* DATA PROVIDED:
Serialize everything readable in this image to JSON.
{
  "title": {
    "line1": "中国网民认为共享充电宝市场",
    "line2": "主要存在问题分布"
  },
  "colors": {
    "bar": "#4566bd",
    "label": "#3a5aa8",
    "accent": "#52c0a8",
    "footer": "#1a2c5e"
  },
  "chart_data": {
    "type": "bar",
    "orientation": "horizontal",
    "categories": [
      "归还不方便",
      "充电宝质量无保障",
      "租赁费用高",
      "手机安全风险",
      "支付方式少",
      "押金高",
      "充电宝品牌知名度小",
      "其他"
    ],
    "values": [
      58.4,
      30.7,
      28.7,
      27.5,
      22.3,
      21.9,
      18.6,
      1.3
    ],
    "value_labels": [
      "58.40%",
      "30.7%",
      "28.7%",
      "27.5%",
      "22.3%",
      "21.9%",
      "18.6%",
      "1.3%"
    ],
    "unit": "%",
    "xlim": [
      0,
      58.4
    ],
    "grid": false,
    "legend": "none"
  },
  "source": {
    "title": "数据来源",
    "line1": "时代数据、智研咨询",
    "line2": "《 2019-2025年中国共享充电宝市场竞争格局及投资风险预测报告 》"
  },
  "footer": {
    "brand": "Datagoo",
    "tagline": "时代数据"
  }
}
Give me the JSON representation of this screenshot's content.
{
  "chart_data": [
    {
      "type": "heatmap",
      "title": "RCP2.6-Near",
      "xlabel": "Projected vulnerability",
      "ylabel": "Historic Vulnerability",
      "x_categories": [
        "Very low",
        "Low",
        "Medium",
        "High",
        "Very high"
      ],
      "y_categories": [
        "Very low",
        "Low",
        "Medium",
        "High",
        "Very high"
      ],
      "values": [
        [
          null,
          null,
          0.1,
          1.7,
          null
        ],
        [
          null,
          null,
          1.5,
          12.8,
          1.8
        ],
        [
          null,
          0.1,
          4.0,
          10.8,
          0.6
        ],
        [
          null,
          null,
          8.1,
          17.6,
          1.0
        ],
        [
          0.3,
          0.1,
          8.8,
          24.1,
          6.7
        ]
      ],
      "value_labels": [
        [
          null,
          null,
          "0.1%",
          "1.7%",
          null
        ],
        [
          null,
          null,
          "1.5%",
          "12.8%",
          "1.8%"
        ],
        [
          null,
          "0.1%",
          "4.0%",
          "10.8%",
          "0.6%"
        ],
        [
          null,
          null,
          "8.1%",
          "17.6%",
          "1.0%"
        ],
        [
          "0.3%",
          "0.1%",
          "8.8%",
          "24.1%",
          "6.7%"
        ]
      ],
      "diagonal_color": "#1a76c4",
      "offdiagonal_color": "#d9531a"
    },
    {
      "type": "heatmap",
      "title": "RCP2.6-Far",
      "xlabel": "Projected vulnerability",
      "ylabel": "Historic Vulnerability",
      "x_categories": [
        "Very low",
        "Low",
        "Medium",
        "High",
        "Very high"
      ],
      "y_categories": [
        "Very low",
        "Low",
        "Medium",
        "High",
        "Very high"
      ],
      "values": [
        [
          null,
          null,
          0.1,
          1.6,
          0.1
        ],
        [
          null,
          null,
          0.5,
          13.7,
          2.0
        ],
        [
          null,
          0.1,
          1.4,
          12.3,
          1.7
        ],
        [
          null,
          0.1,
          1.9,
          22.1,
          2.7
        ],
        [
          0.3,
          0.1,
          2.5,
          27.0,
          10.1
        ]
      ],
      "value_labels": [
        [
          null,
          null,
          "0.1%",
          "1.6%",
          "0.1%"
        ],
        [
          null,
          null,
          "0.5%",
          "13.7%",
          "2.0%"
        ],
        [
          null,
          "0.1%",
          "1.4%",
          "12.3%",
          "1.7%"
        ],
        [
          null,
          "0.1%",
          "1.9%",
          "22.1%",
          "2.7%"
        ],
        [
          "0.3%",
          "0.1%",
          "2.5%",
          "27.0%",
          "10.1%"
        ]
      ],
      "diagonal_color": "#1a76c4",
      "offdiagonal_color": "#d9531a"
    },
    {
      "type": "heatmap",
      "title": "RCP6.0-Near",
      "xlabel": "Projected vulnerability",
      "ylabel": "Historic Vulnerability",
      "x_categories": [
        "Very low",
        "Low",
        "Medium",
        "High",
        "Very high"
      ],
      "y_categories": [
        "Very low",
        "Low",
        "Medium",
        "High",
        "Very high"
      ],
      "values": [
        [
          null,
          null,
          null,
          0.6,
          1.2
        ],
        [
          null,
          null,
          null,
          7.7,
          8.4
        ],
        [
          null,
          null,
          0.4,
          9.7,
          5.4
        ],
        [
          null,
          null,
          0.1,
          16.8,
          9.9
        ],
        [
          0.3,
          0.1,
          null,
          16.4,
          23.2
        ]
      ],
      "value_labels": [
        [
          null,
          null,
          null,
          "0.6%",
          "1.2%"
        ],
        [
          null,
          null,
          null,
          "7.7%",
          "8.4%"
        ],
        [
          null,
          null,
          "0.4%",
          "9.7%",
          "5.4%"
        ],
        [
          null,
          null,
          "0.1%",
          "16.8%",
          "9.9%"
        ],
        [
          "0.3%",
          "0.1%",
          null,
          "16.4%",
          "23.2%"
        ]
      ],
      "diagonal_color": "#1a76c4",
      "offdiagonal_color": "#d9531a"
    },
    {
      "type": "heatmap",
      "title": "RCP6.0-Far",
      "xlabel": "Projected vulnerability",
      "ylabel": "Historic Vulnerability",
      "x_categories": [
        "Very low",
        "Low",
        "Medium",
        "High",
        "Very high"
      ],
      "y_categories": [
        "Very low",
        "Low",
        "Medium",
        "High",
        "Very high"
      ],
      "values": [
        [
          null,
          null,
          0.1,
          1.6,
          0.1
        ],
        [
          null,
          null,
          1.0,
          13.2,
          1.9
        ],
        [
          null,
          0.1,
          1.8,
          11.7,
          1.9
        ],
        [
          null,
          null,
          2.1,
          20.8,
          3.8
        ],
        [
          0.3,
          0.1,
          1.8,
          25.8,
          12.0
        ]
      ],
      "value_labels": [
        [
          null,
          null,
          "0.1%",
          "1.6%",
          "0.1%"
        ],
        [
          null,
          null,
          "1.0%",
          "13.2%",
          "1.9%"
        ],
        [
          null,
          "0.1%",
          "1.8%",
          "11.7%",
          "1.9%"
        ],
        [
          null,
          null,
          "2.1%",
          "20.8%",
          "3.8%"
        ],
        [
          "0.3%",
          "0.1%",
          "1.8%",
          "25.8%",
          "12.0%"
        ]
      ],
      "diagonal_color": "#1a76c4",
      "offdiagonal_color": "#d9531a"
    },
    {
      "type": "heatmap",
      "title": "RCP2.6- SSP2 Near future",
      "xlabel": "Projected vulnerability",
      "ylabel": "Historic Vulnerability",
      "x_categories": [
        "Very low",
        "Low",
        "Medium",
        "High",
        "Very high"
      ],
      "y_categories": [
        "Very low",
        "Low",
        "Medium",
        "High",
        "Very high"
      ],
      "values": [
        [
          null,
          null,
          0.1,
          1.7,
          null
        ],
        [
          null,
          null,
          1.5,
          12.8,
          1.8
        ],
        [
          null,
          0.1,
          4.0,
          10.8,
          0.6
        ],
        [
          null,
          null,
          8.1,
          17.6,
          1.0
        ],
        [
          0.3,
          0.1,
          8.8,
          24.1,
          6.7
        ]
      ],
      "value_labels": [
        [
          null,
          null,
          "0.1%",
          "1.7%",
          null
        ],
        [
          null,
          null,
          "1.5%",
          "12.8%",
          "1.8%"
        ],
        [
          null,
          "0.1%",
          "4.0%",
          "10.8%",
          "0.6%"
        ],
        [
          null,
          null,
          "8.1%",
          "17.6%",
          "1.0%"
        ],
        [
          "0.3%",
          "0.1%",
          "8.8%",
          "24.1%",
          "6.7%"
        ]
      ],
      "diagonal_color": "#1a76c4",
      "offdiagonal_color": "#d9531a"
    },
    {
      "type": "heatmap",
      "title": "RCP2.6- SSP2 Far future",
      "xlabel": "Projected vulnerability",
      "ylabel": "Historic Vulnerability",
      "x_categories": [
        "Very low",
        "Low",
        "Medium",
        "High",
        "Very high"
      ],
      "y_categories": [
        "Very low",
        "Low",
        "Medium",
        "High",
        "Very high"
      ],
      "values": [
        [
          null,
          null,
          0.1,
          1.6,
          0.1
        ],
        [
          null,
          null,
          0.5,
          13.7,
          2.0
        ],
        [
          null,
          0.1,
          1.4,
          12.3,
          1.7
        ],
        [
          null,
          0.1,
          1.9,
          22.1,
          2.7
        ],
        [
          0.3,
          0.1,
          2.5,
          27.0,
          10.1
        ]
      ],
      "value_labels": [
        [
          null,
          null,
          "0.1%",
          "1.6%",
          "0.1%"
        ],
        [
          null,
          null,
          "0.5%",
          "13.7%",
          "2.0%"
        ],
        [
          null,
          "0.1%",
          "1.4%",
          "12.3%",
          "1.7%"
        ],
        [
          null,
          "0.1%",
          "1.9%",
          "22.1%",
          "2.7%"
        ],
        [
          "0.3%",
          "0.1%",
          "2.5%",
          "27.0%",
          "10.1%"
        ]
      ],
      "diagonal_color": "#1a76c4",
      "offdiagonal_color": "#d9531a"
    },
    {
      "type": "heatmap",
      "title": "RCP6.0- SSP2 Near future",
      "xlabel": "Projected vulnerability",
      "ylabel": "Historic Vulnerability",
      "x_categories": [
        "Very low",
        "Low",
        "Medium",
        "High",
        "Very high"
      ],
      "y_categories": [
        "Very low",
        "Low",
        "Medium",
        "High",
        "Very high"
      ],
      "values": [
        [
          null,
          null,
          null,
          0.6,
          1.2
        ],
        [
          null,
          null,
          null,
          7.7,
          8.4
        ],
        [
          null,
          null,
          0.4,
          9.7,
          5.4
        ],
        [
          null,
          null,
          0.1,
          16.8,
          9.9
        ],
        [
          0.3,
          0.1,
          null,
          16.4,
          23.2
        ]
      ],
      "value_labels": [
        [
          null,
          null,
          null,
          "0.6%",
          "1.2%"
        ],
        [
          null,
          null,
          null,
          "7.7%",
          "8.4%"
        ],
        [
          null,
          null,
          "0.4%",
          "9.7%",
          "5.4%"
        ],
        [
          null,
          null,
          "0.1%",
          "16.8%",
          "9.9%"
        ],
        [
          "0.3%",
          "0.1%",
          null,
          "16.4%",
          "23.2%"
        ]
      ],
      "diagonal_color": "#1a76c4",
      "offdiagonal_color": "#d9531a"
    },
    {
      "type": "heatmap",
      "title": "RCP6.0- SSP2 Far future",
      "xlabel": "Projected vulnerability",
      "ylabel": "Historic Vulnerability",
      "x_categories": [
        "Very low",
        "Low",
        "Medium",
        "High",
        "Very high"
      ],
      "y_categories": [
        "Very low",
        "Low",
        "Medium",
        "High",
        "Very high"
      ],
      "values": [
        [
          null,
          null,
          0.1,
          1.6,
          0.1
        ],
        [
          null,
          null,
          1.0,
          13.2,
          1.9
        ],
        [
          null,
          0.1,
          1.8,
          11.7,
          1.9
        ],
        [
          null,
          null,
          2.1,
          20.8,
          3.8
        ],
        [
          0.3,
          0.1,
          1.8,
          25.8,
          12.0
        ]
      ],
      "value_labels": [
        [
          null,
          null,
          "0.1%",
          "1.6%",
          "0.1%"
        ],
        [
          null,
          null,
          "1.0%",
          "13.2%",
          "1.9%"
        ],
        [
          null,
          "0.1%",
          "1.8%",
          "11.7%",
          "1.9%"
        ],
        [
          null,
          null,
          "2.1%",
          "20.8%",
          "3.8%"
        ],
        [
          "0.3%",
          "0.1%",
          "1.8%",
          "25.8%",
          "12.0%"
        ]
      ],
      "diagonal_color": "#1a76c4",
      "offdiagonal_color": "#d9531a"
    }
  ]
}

* WRITTEN TASK: Pull out every line in the data above that has the word "this".

* TASK RESULT:
Serialize everything readable in this image to JSON.
Give me the JSON representation of this screenshot's content.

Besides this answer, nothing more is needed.